-- Challenge --
Reproduce all records verbatim.

[Start]

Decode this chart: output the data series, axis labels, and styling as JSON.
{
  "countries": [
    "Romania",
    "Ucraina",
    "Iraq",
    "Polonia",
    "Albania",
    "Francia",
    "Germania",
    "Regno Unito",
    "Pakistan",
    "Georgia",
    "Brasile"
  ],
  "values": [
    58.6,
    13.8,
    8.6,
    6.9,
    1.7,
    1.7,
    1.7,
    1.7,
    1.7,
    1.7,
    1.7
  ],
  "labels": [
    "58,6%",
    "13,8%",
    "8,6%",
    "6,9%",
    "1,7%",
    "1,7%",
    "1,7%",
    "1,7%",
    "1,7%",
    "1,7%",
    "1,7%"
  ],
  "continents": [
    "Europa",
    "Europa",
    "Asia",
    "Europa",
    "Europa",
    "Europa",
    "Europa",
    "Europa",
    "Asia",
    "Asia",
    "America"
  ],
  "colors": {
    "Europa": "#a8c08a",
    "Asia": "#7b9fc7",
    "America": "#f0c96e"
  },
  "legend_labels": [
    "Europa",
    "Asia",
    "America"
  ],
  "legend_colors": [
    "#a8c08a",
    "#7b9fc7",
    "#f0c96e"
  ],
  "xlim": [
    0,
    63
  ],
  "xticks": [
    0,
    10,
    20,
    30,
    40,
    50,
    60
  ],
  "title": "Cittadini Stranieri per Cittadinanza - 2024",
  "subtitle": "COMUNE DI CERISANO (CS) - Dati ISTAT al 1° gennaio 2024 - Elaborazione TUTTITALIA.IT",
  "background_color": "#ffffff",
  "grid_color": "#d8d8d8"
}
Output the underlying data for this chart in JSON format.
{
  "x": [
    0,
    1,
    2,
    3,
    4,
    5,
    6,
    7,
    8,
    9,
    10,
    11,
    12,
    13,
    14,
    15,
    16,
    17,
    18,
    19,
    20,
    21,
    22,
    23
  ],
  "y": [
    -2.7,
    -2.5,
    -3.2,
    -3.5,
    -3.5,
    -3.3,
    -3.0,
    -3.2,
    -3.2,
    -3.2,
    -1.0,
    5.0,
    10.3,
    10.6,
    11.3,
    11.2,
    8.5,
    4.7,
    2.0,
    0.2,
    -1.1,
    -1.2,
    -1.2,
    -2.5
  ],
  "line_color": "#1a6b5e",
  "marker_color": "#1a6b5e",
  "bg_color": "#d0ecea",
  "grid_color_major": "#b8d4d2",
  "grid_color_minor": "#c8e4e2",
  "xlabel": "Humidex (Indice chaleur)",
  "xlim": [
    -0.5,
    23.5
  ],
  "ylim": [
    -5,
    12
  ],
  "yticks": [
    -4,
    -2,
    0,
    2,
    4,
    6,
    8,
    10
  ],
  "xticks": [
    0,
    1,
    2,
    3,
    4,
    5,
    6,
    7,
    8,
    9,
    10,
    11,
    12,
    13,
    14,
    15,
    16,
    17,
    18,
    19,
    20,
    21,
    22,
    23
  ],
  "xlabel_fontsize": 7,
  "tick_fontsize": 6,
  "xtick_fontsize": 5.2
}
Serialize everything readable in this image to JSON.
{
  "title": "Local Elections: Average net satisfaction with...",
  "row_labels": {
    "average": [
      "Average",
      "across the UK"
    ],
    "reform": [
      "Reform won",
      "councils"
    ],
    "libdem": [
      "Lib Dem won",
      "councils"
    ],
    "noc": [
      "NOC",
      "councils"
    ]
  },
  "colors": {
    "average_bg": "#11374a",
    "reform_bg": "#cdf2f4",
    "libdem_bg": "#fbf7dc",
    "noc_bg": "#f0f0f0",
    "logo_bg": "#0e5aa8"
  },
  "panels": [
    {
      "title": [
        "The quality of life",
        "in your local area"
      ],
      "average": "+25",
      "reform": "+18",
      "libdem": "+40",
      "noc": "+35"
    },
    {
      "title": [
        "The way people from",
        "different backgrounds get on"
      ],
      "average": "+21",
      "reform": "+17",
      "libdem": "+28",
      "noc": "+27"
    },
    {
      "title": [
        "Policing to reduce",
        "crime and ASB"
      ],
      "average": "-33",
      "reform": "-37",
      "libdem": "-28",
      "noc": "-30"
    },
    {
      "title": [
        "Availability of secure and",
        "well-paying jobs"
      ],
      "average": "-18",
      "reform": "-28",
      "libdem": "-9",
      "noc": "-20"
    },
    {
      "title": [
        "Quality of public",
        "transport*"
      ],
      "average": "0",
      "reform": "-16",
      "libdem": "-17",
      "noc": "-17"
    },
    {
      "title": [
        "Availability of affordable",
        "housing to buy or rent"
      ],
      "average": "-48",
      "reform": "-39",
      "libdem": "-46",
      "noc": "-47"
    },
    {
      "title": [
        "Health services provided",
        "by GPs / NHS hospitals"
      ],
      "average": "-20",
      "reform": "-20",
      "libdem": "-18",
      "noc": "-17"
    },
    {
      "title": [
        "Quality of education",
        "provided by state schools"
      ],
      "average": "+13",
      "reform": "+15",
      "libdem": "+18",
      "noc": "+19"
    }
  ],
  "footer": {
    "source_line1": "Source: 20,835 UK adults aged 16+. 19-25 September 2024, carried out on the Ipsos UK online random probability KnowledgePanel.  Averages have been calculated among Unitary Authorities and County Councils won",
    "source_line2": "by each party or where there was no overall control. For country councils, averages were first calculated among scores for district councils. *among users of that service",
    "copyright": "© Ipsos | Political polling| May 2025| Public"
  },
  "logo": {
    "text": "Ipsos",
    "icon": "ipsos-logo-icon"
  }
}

[End]

-- Final result --
Decode this chart: output the data series, axis labels, and styling as JSON.
{
  "countries": [
    "Romania",
    "Ucraina",
    "Iraq",
    "Polonia",
    "Albania",
    "Francia",
    "Germania",
    "Regno Unito",
    "Pakistan",
    "Georgia",
    "Brasile"
  ],
  "values": [
    58.6,
    13.8,
    8.6,
    6.9,
    1.7,
    1.7,
    1.7,
    1.7,
    1.7,
    1.7,
    1.7
  ],
  "labels": [
    "58,6%",
    "13,8%",
    "8,6%",
    "6,9%",
    "1,7%",
    "1,7%",
    "1,7%",
    "1,7%",
    "1,7%",
    "1,7%",
    "1,7%"
  ],
  "continents": [
    "Europa",
    "Europa",
    "Asia",
    "Europa",
    "Europa",
    "Europa",
    "Europa",
    "Europa",
    "Asia",
    "Asia",
    "America"
  ],
  "colors": {
    "Europa": "#a8c08a",
    "Asia": "#7b9fc7",
    "America": "#f0c96e"
  },
  "legend_labels": [
    "Europa",
    "Asia",
    "America"
  ],
  "legend_colors": [
    "#a8c08a",
    "#7b9fc7",
    "#f0c96e"
  ],
  "xlim": [
    0,
    63
  ],
  "xticks": [
    0,
    10,
    20,
    30,
    40,
    50,
    60
  ],
  "title": "Cittadini Stranieri per Cittadinanza - 2024",
  "subtitle": "COMUNE DI CERISANO (CS) - Dati ISTAT al 1° gennaio 2024 - Elaborazione TUTTITALIA.IT",
  "background_color": "#ffffff",
  "grid_color": "#d8d8d8"
}
Output the underlying data for this chart in JSON format.
{
  "x": [
    0,
    1,
    2,
    3,
    4,
    5,
    6,
    7,
    8,
    9,
    10,
    11,
    12,
    13,
    14,
    15,
    16,
    17,
    18,
    19,
    20,
    21,
    22,
    23
  ],
  "y": [
    -2.7,
    -2.5,
    -3.2,
    -3.5,
    -3.5,
    -3.3,
    -3.0,
    -3.2,
    -3.2,
    -3.2,
    -1.0,
    5.0,
    10.3,
    10.6,
    11.3,
    11.2,
    8.5,
    4.7,
    2.0,
    0.2,
    -1.1,
    -1.2,
    -1.2,
    -2.5
  ],
  "line_color": "#1a6b5e",
  "marker_color": "#1a6b5e",
  "bg_color": "#d0ecea",
  "grid_color_major": "#b8d4d2",
  "grid_color_minor": "#c8e4e2",
  "xlabel": "Humidex (Indice chaleur)",
  "xlim": [
    -0.5,
    23.5
  ],
  "ylim": [
    -5,
    12
  ],
  "yticks": [
    -4,
    -2,
    0,
    2,
    4,
    6,
    8,
    10
  ],
  "xticks": [
    0,
    1,
    2,
    3,
    4,
    5,
    6,
    7,
    8,
    9,
    10,
    11,
    12,
    13,
    14,
    15,
    16,
    17,
    18,
    19,
    20,
    21,
    22,
    23
  ],
  "xlabel_fontsize": 7,
  "tick_fontsize": 6,
  "xtick_fontsize": 5.2
}
Serialize everything readable in this image to JSON.
{
  "title": "Local Elections: Average net satisfaction with...",
  "row_labels": {
    "average": [
      "Average",
      "across the UK"
    ],
    "reform": [
      "Reform won",
      "councils"
    ],
    "libdem": [
      "Lib Dem won",
      "councils"
    ],
    "noc": [
      "NOC",
      "councils"
    ]
  },
  "colors": {
    "average_bg": "#11374a",
    "reform_bg": "#cdf2f4",
    "libdem_bg": "#fbf7dc",
    "noc_bg": "#f0f0f0",
    "logo_bg": "#0e5aa8"
  },
  "panels": [
    {
      "title": [
        "The quality of life",
        "in your local area"
      ],
      "average": "+25",
      "reform": "+18",
      "libdem": "+40",
      "noc": "+35"
    },
    {
      "title": [
        "The way people from",
        "different backgrounds get on"
      ],
      "average": "+21",
      "reform": "+17",
      "libdem": "+28",
      "noc": "+27"
    },
    {
      "title": [
        "Policing to reduce",
        "crime and ASB"
      ],
      "average": "-33",
      "reform": "-37",
      "libdem": "-28",
      "noc": "-30"
    },
    {
      "title": [
        "Availability of secure and",
        "well-paying jobs"
      ],
      "average": "-18",
      "reform": "-28",
      "libdem": "-9",
      "noc": "-20"
    },
    {
      "title": [
        "Quality of public",
        "transport*"
      ],
      "average": "0",
      "reform": "-16",
      "libdem": "-17",
      "noc": "-17"
    },
    {
      "title": [
        "Availability of affordable",
        "housing to buy or rent"
      ],
      "average": "-48",
      "reform": "-39",
      "libdem": "-46",
      "noc": "-47"
    },
    {
      "title": [
        "Health services provided",
        "by GPs / NHS hospitals"
      ],
      "average": "-20",
      "reform": "-20",
      "libdem": "-18",
      "noc": "-17"
    },
    {
      "title": [
        "Quality of education",
        "provided by state schools"
      ],
      "average": "+13",
      "reform": "+15",
      "libdem": "+18",
      "noc": "+19"
    }
  ],
  "footer": {
    "source_line1": "Source: 20,835 UK adults aged 16+. 19-25 September 2024, carried out on the Ipsos UK online random probability KnowledgePanel.  Averages have been calculated among Unitary Authorities and County Councils won",
    "source_line2": "by each party or where there was no overall control. For country councils, averages were first calculated among scores for district councils. *among users of that service",
    "copyright": "© Ipsos | Political polling| May 2025| Public"
  },
  "logo": {
    "text": "Ipsos",
    "icon": "ipsos-logo-icon"
  }
}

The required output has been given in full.